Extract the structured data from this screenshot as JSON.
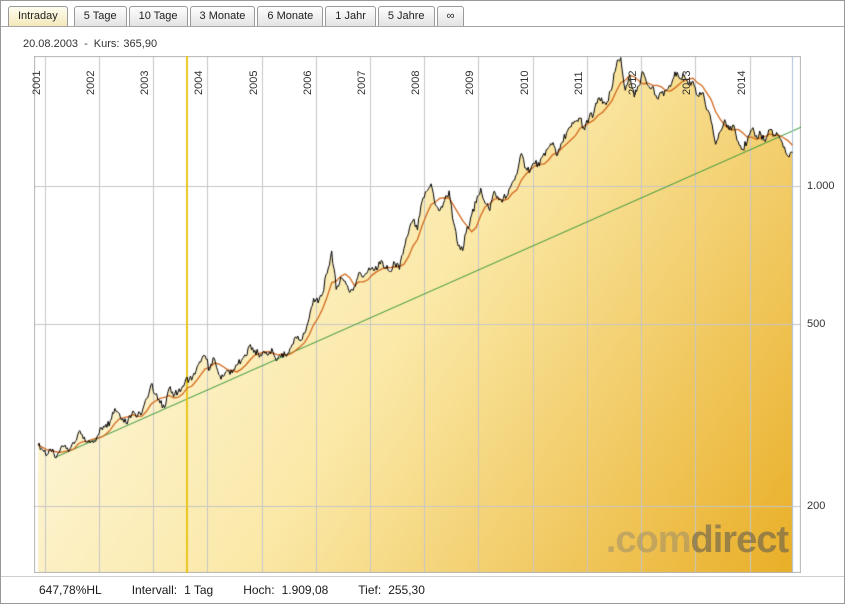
{
  "tabs": [
    {
      "id": "intraday",
      "label": "Intraday",
      "active": true
    },
    {
      "id": "5-tage",
      "label": "5 Tage",
      "active": false
    },
    {
      "id": "10-tage",
      "label": "10 Tage",
      "active": false
    },
    {
      "id": "3-monate",
      "label": "3 Monate",
      "active": false
    },
    {
      "id": "6-monate",
      "label": "6 Monate",
      "active": false
    },
    {
      "id": "1-jahr",
      "label": "1 Jahr",
      "active": false
    },
    {
      "id": "5-jahre",
      "label": "5 Jahre",
      "active": false
    },
    {
      "id": "max",
      "label": "∞",
      "active": false
    }
  ],
  "readout": {
    "date": "20.08.2003",
    "separator": "-",
    "kurs_label": "Kurs:",
    "kurs_value": "365,90"
  },
  "statusbar": {
    "percent_hl": "647,78%HL",
    "interval_label": "Intervall:",
    "interval_value": "1 Tag",
    "hoch_label": "Hoch:",
    "hoch_value": "1.909,08",
    "tief_label": "Tief:",
    "tief_value": "255,30"
  },
  "watermark": {
    "prefix": ".com",
    "suffix": "direct"
  },
  "chart_data": {
    "type": "area",
    "scale": "log",
    "x_domain": [
      2000.8,
      2014.95
    ],
    "y_domain": [
      143,
      1924
    ],
    "y_ticks": [
      {
        "label": "1.000",
        "value": 1000
      },
      {
        "label": "500",
        "value": 500
      },
      {
        "label": "200",
        "value": 200
      }
    ],
    "year_gridlines": [
      2001,
      2002,
      2003,
      2004,
      2005,
      2006,
      2007,
      2008,
      2009,
      2010,
      2011,
      2012,
      2013,
      2014
    ],
    "grid_color": "#c6c6c6",
    "border_color": "#b4b4b4",
    "cursor": {
      "x": 2003.63,
      "color": "#e7c61c",
      "width": 2
    },
    "current_marker_color": "#a9c0d8",
    "fill": {
      "from": "#fffef6",
      "mid": "#fbe9a8",
      "to": "#e9ae25"
    },
    "series": {
      "color": "#000000",
      "x_start": 2000.875,
      "x_step": 0.0833333,
      "values": [
        272,
        266,
        259,
        263,
        255.3,
        268,
        272,
        266,
        274,
        291,
        281,
        276,
        278,
        283,
        297,
        302,
        308,
        327,
        319,
        305,
        311,
        323,
        314,
        320,
        344,
        369,
        351,
        336,
        328,
        362,
        347,
        355,
        366,
        383,
        377,
        396,
        413,
        426,
        397,
        421,
        388,
        384,
        395,
        391,
        407,
        416,
        426,
        451,
        438,
        423,
        436,
        428,
        435,
        418,
        431,
        425,
        445,
        469,
        461,
        477,
        514,
        569,
        556,
        583,
        645,
        722,
        595,
        633,
        620,
        586,
        604,
        647,
        633,
        652,
        665,
        656,
        689,
        660,
        651,
        678,
        658,
        731,
        789,
        843,
        802,
        926,
        974,
        1012,
        908,
        886,
        931,
        977,
        832,
        741,
        723,
        815,
        866,
        920,
        990,
        917,
        884,
        976,
        933,
        940,
        956,
        1019,
        1061,
        1179,
        1095,
        1084,
        1119,
        1106,
        1180,
        1215,
        1245,
        1168,
        1247,
        1308,
        1347,
        1384,
        1406,
        1326,
        1412,
        1440,
        1557,
        1514,
        1530,
        1629,
        1827,
        1909.08,
        1619,
        1747,
        1565,
        1656,
        1771,
        1661,
        1650,
        1557,
        1597,
        1616,
        1649,
        1777,
        1718,
        1752,
        1663,
        1694,
        1579,
        1599,
        1468,
        1386,
        1234,
        1314,
        1397,
        1328,
        1360,
        1252,
        1204,
        1251,
        1330,
        1291,
        1300,
        1252,
        1327,
        1293,
        1288,
        1216,
        1164,
        1182
      ]
    },
    "sma": {
      "color": "#d2691e",
      "window": 5
    },
    "trendline": {
      "color": "#3a9a3a",
      "x1": 2001.2,
      "y1": 256,
      "x2": 2014.95,
      "y2": 1345
    },
    "high": 1909.08,
    "low": 255.3
  }
}
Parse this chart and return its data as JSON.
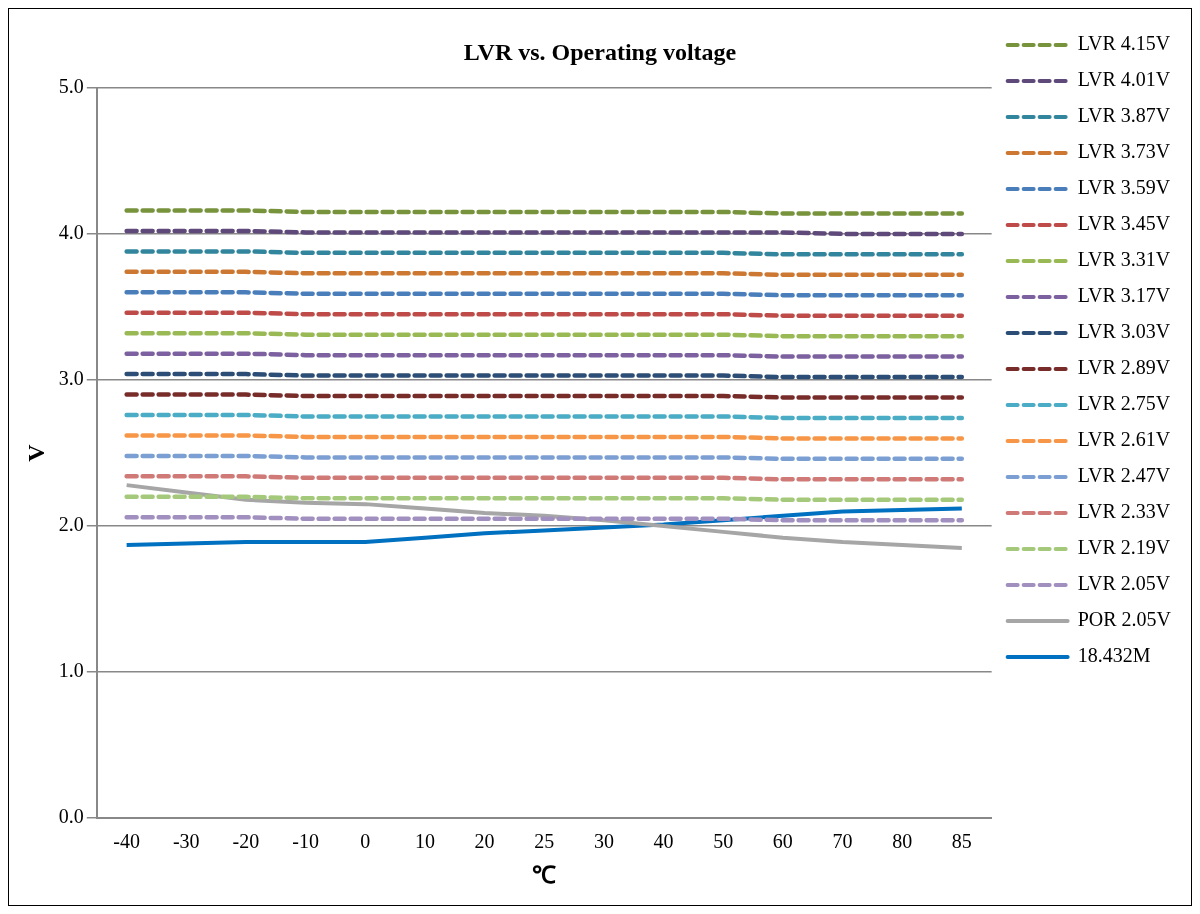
{
  "chart_data": {
    "type": "line",
    "title": "LVR vs. Operating voltage",
    "xlabel": "℃",
    "ylabel": "V",
    "categories": [
      "-40",
      "-30",
      "-20",
      "-10",
      "0",
      "10",
      "20",
      "25",
      "30",
      "40",
      "50",
      "60",
      "70",
      "80",
      "85"
    ],
    "ylim": [
      0,
      5
    ],
    "yticks": [
      {
        "value": 0,
        "label": "0.0"
      },
      {
        "value": 1,
        "label": "1.0"
      },
      {
        "value": 2,
        "label": "2.0"
      },
      {
        "value": 3,
        "label": "3.0"
      },
      {
        "value": 4,
        "label": "4.0"
      },
      {
        "value": 5,
        "label": "5.0"
      }
    ],
    "grid": "y",
    "legend": "right",
    "marker": "none",
    "series": [
      {
        "name": "LVR 4.15V",
        "color": "#77933c",
        "line_style": "dashed",
        "values": [
          4.16,
          4.16,
          4.16,
          4.15,
          4.15,
          4.15,
          4.15,
          4.15,
          4.15,
          4.15,
          4.15,
          4.14,
          4.14,
          4.14,
          4.14
        ]
      },
      {
        "name": "LVR 4.01V",
        "color": "#5f497a",
        "line_style": "dashed",
        "values": [
          4.02,
          4.02,
          4.02,
          4.01,
          4.01,
          4.01,
          4.01,
          4.01,
          4.01,
          4.01,
          4.01,
          4.01,
          4.0,
          4.0,
          4.0
        ]
      },
      {
        "name": "LVR 3.87V",
        "color": "#31859c",
        "line_style": "dashed",
        "values": [
          3.88,
          3.88,
          3.88,
          3.87,
          3.87,
          3.87,
          3.87,
          3.87,
          3.87,
          3.87,
          3.87,
          3.86,
          3.86,
          3.86,
          3.86
        ]
      },
      {
        "name": "LVR 3.73V",
        "color": "#cc7832",
        "line_style": "dashed",
        "values": [
          3.74,
          3.74,
          3.74,
          3.73,
          3.73,
          3.73,
          3.73,
          3.73,
          3.73,
          3.73,
          3.73,
          3.72,
          3.72,
          3.72,
          3.72
        ]
      },
      {
        "name": "LVR 3.59V",
        "color": "#4a7ebb",
        "line_style": "dashed",
        "values": [
          3.6,
          3.6,
          3.6,
          3.59,
          3.59,
          3.59,
          3.59,
          3.59,
          3.59,
          3.59,
          3.59,
          3.58,
          3.58,
          3.58,
          3.58
        ]
      },
      {
        "name": "LVR 3.45V",
        "color": "#be4b48",
        "line_style": "dashed",
        "values": [
          3.46,
          3.46,
          3.46,
          3.45,
          3.45,
          3.45,
          3.45,
          3.45,
          3.45,
          3.45,
          3.45,
          3.44,
          3.44,
          3.44,
          3.44
        ]
      },
      {
        "name": "LVR 3.31V",
        "color": "#98b954",
        "line_style": "dashed",
        "values": [
          3.32,
          3.32,
          3.32,
          3.31,
          3.31,
          3.31,
          3.31,
          3.31,
          3.31,
          3.31,
          3.31,
          3.3,
          3.3,
          3.3,
          3.3
        ]
      },
      {
        "name": "LVR 3.17V",
        "color": "#7d60a0",
        "line_style": "dashed",
        "values": [
          3.18,
          3.18,
          3.18,
          3.17,
          3.17,
          3.17,
          3.17,
          3.17,
          3.17,
          3.17,
          3.17,
          3.16,
          3.16,
          3.16,
          3.16
        ]
      },
      {
        "name": "LVR 3.03V",
        "color": "#2c4d75",
        "line_style": "dashed",
        "values": [
          3.04,
          3.04,
          3.04,
          3.03,
          3.03,
          3.03,
          3.03,
          3.03,
          3.03,
          3.03,
          3.03,
          3.02,
          3.02,
          3.02,
          3.02
        ]
      },
      {
        "name": "LVR 2.89V",
        "color": "#772c2a",
        "line_style": "dashed",
        "values": [
          2.9,
          2.9,
          2.9,
          2.89,
          2.89,
          2.89,
          2.89,
          2.89,
          2.89,
          2.89,
          2.89,
          2.88,
          2.88,
          2.88,
          2.88
        ]
      },
      {
        "name": "LVR 2.75V",
        "color": "#4bacc6",
        "line_style": "dashed",
        "values": [
          2.76,
          2.76,
          2.76,
          2.75,
          2.75,
          2.75,
          2.75,
          2.75,
          2.75,
          2.75,
          2.75,
          2.74,
          2.74,
          2.74,
          2.74
        ]
      },
      {
        "name": "LVR 2.61V",
        "color": "#f79646",
        "line_style": "dashed",
        "values": [
          2.62,
          2.62,
          2.62,
          2.61,
          2.61,
          2.61,
          2.61,
          2.61,
          2.61,
          2.61,
          2.61,
          2.6,
          2.6,
          2.6,
          2.6
        ]
      },
      {
        "name": "LVR 2.47V",
        "color": "#7c9fd3",
        "line_style": "dashed",
        "values": [
          2.48,
          2.48,
          2.48,
          2.47,
          2.47,
          2.47,
          2.47,
          2.47,
          2.47,
          2.47,
          2.47,
          2.46,
          2.46,
          2.46,
          2.46
        ]
      },
      {
        "name": "LVR 2.33V",
        "color": "#d07a78",
        "line_style": "dashed",
        "values": [
          2.34,
          2.34,
          2.34,
          2.33,
          2.33,
          2.33,
          2.33,
          2.33,
          2.33,
          2.33,
          2.33,
          2.32,
          2.32,
          2.32,
          2.32
        ]
      },
      {
        "name": "LVR 2.19V",
        "color": "#a5c97a",
        "line_style": "dashed",
        "values": [
          2.2,
          2.2,
          2.2,
          2.19,
          2.19,
          2.19,
          2.19,
          2.19,
          2.19,
          2.19,
          2.19,
          2.18,
          2.18,
          2.18,
          2.18
        ]
      },
      {
        "name": "LVR 2.05V",
        "color": "#a08fbf",
        "line_style": "dashed",
        "values": [
          2.06,
          2.06,
          2.06,
          2.05,
          2.05,
          2.05,
          2.05,
          2.05,
          2.05,
          2.05,
          2.05,
          2.04,
          2.04,
          2.04,
          2.04
        ]
      },
      {
        "name": "POR 2.05V",
        "color": "#a6a6a6",
        "line_style": "solid",
        "values": [
          2.28,
          2.23,
          2.18,
          2.16,
          2.15,
          2.12,
          2.09,
          2.07,
          2.04,
          2.0,
          1.96,
          1.92,
          1.89,
          1.87,
          1.85
        ]
      },
      {
        "name": "18.432M",
        "color": "#0070c0",
        "line_style": "solid",
        "values": [
          1.87,
          1.88,
          1.89,
          1.89,
          1.89,
          1.92,
          1.95,
          1.97,
          1.99,
          2.01,
          2.04,
          2.07,
          2.1,
          2.11,
          2.12
        ]
      }
    ]
  }
}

--- GIVEN REQUEST ---
Using the material above, gather every line that includes "JSON".

--- WRITTEN SOLUTION ---
Extract the structured data from this screenshot as JSON.
Parse this chart and return its data as JSON.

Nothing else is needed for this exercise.